[Data listing]
⁂
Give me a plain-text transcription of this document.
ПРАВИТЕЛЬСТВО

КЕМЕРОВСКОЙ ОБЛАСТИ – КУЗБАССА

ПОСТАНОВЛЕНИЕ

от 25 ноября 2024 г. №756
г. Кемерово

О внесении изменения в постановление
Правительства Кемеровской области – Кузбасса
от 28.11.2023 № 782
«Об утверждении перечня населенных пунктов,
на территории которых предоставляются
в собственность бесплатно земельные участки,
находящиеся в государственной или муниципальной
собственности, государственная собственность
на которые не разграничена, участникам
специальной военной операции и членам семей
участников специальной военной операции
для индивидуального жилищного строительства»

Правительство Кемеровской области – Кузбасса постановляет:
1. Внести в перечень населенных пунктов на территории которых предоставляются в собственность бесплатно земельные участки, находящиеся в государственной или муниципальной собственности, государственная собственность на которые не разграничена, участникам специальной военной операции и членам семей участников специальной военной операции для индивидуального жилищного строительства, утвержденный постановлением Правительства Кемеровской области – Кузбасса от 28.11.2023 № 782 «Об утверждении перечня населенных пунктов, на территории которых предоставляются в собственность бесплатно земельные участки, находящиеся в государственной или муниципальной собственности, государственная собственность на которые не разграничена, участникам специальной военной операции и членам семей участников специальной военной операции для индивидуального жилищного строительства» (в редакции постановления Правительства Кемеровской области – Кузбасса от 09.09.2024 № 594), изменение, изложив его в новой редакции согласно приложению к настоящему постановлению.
⁂
## Exercise
Would you reproduce the material above in full, exactly as given?

## Completed task
Give me a plain-text transcription of this document.
ПРАВИТЕЛЬСТВО

КЕМЕРОВСКОЙ ОБЛАСТИ – КУЗБАССА

ПОСТАНОВЛЕНИЕ

от 25 ноября 2024 г. №756
г. Кемерово

О внесении изменения в постановление
Правительства Кемеровской области – Кузбасса
от 28.11.2023 № 782
«Об утверждении перечня населенных пунктов,
на территории которых предоставляются
в собственность бесплатно земельные участки,
находящиеся в государственной или муниципальной
собственности, государственная собственность
на которые не разграничена, участникам
специальной военной операции и членам семей
участников специальной военной операции
для индивидуального жилищного строительства»

Правительство Кемеровской области – Кузбасса постановляет:
1. Внести в перечень населенных пунктов на территории которых предоставляются в собственность бесплатно земельные участки, находящиеся в государственной или муниципальной собственности, государственная собственность на которые не разграничена, участникам специальной военной операции и членам семей участников специальной военной операции для индивидуального жилищного строительства, утвержденный постановлением Правительства Кемеровской области – Кузбасса от 28.11.2023 № 782 «Об утверждении перечня населенных пунктов, на территории которых предоставляются в собственность бесплатно земельные участки, находящиеся в государственной или муниципальной собственности, государственная собственность на которые не разграничена, участникам специальной военной операции и членам семей участников специальной военной операции для индивидуального жилищного строительства» (в редакции постановления Правительства Кемеровской области – Кузбасса от 09.09.2024 № 594), изменение, изложив его в новой редакции согласно приложению к настоящему постановлению.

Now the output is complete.